**Excerto da página**
Projecto do Porto de abrigo de Leixões – 1892

Após mais de cem anos de desacertos com Lisboa e conflitos de interesses entre portuenses, a tragédia do vapor Porto foi decisiva para se começarem os estudos e a construção do Porto de abrigo de Leixões. 
Projectada pelo engenheiro Afonso Nogueira Soares, o porto de abrigo, foi inaugurado em 1895, embora desde há dois anos os barcos aí carregassem e descarregassem passageiros e carga, por meio de batelões. Em 13/1/1915 foi aprovado o empréstimo de 7.500 contos para adaptação do porto de abrigo a porto comercial.


«Porto de Leixões. Planta Geral das obras de melhoramento e de construção do Porto Comercial», in Adolpho Loureiro e Santos Viegas, Porto de Leixões. Projecto do melhoramento …, Lisboa, 1908.


Variante nº. 2 à planta acima de Abril de 1916 – projecto definitivo pelo Engº. Daniel Gomes d’Almeida.


...


O Tripeiro – volume 4

« Não se doma facilmente o oceano, não se modifica, sem ter que vencer grandes dificuldades, a obra espontânea da natureza. 
Mas a ciência, a engenharia hidráulica, confiada nos seus poderosos recursos, ia encetar a luta com o oceano, e estava certa de vencê-lo, não sem violentas refregas e frequentes conflitos com tão valoroso adversário. 
Por sua parte, o mar revirava o dente à hidráulica, procurava reaver o terreno que a ciência lhe conquistava, e, apesar de ficar vencido na luta, ainda não está resignado com a derrota, ainda de vez em quando, como aconteceu o ano passado, se arremessa em fúria contra o porto de Leixões para desfazê-lo. » Alberto Pimentel, O Porto de Leixões …, 1893.

**Tarefa**
Traduza para inglês esta frase do excerto sobre o porto de Leixões: «Não se doma facilmente o oceano, não se modifica, sem ter que vencer grandes dificuldades, a obra espontânea da natureza.» Estes dados não têm qualquer relação com o excerto da página.

**Secção de dados**
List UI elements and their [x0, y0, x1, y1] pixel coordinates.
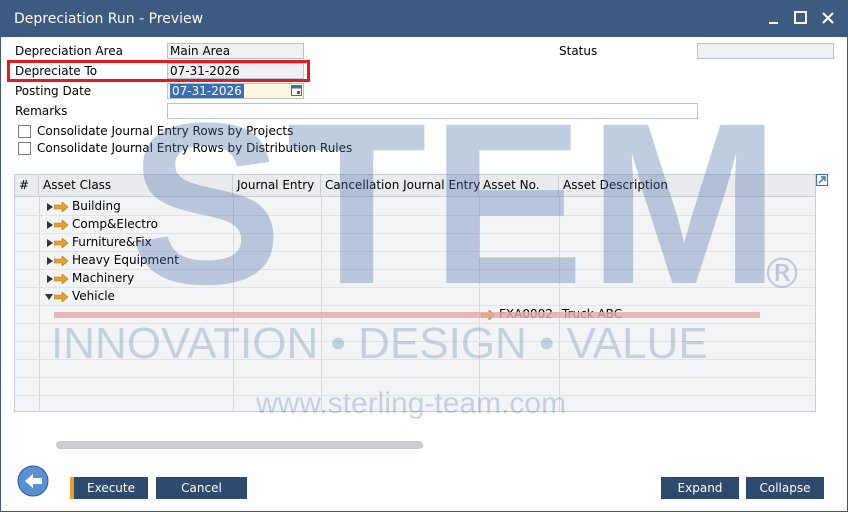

**Resposta correta**
The ocean is not easily tamed, and the spontaneous work of nature is not altered without having to overcome great difficulties.